● Text
+--

Or, you could keep smashing your thumb with the hammer. 

I'd opt for a or b, rather than chewing up thumbs on c.


----------



## CliffordK

If you are out for a ride together, then I'd encourage riding together, with the possible exception of hills, but regroup at the bottom of the hill. 

The stronger rider can ride side-by-side when traffic is appropriate, then pull ahead or behind when a car comes. 

Speed should be a taboo issue for discussions. I wonder if it is not just the GF, but also how you interact with her. However, it sounds like she has little patience for people who are not exactly like herself. 

I think the problem is that your GF apparently doesn't want to ride with you, nor does she want to ride apart. It sounds like some bad relationship signs. 

The tandem idea sounds like a worthwhile option to try... assuming you like your GF enough to get that close. 

Most tandems have the pedals attached synchronously. Both people have to pedal, and at the same rate. It could be good training for pedal cadence, but it could be an issue if both of you have very different pedalling styles. I'm seeing notes on the web about a few asynchronous tandems. That certainly would be worth exploring. Perhaps there would be a way to try both styles.

+--

● Directive 1
Retype the forum thread between "If you are out" and "get that close.", inclusive.
● Directive 2
According to the forum thread, how must the two riders pedal on most tandems?
The listing comes from a separate source, unrelated to the forum thread.

Collected data entries:
+--

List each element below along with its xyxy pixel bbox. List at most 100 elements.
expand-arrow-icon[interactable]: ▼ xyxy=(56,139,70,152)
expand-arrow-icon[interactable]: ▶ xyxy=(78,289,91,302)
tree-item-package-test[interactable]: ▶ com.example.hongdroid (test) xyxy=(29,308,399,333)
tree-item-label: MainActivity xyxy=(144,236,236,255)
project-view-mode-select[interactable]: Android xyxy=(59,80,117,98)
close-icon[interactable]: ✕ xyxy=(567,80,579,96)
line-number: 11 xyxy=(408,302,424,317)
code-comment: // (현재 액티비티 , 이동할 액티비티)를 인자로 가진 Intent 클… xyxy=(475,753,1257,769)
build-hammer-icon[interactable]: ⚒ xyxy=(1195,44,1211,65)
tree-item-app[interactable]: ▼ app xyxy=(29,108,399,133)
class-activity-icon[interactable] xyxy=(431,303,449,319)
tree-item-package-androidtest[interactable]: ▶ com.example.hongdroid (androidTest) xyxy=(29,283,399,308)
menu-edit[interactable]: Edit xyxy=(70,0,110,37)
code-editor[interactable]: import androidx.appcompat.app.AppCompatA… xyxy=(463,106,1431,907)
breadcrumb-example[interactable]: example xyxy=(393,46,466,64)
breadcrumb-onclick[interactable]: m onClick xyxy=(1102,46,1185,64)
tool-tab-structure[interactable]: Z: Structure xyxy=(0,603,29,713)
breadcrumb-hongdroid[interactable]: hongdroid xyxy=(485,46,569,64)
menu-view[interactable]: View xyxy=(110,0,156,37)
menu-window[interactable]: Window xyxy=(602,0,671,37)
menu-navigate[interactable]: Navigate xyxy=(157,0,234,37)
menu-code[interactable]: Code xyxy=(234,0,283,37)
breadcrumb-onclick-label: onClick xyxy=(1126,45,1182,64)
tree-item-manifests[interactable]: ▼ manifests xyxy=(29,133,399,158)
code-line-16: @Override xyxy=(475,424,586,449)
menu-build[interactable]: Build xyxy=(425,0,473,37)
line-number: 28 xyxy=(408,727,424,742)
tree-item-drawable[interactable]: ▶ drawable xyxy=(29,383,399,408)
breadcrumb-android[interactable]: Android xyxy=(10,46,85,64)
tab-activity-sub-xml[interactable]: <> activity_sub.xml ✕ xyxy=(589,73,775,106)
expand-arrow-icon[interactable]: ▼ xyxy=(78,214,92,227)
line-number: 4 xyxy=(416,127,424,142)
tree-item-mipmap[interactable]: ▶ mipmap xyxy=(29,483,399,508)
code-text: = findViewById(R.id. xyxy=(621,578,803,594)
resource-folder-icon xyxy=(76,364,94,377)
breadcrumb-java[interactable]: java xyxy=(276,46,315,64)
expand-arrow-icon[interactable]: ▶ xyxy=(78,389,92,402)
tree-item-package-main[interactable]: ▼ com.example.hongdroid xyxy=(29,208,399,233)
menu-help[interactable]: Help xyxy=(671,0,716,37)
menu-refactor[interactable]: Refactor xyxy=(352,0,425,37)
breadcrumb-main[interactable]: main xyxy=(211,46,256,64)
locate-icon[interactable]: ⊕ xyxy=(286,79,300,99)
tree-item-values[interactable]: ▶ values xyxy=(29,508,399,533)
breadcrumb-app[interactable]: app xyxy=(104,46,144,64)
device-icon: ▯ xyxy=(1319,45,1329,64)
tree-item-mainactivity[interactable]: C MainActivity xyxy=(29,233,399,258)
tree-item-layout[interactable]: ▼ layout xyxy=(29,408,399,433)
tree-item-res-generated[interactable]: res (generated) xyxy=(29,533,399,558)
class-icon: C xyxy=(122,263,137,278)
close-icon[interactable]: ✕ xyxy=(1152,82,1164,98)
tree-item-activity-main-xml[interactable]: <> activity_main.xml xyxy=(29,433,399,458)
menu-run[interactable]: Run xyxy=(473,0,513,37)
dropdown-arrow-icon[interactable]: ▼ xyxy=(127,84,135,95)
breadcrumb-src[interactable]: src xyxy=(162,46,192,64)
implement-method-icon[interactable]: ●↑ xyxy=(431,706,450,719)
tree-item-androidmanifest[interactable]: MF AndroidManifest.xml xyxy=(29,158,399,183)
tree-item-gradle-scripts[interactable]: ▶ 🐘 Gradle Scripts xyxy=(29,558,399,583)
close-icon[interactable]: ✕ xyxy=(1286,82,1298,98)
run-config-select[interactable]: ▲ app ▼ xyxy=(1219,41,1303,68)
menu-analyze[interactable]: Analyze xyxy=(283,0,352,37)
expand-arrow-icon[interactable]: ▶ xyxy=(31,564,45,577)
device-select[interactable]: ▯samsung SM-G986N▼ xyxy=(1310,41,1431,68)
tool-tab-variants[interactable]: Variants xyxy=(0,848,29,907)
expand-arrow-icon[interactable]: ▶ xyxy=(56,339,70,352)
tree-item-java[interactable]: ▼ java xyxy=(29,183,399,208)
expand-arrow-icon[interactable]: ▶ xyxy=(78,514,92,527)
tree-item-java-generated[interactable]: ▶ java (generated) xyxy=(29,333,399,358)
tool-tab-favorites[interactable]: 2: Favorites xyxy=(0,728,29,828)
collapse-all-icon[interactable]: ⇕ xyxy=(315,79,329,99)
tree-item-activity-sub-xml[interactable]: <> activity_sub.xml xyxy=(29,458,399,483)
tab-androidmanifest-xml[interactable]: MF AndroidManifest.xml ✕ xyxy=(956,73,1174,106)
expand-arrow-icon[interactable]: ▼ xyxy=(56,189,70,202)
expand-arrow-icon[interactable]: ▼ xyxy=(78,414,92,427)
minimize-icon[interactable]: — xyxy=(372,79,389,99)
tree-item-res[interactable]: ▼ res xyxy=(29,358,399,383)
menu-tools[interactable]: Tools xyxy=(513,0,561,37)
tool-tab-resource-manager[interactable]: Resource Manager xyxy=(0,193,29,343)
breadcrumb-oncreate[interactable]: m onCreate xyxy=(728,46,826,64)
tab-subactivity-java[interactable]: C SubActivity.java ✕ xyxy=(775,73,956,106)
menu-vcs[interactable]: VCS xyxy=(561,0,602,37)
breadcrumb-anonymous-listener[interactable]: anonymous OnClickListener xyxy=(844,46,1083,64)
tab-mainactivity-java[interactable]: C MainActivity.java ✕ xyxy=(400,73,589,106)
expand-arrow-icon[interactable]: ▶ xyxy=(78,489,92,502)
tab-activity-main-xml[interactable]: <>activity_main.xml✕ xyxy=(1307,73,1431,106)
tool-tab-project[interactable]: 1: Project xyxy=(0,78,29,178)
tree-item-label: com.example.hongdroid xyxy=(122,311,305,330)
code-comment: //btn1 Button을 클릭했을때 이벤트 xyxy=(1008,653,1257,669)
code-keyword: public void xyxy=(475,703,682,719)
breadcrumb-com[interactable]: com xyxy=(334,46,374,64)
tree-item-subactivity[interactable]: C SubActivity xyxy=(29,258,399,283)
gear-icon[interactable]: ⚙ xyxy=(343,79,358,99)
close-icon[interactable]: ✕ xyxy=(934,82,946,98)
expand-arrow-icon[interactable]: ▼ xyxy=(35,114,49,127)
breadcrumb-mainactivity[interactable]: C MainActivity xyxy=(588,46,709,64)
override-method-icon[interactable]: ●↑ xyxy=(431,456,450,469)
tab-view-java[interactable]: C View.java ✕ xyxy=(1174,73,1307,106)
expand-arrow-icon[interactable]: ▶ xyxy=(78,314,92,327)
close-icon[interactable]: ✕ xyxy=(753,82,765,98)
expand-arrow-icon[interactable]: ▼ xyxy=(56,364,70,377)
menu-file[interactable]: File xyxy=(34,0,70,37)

+--

● Task answer 1
If you are out for a ride together, then I'd encourage riding together, with the possible exception of hills, but regroup at the bottom of the hill. 

The stronger rider can ride side-by-side when traffic is appropriate, then pull ahead or behind when a car comes. 

Speed should be a taboo issue for discussions. I wonder if it is not just the GF, but also how you interact with her. However, it sounds like she has little patience for people who are not exactly like herself. 

I think the problem is that your GF apparently doesn't want to ride with you, nor does she want to ride apart. It sounds like some bad relationship signs. 

The tandem idea sounds like a worthwhile option to try... assuming you like your GF enough to get that close.

● Task answer 2
Both people have to pedal, and at the same rate.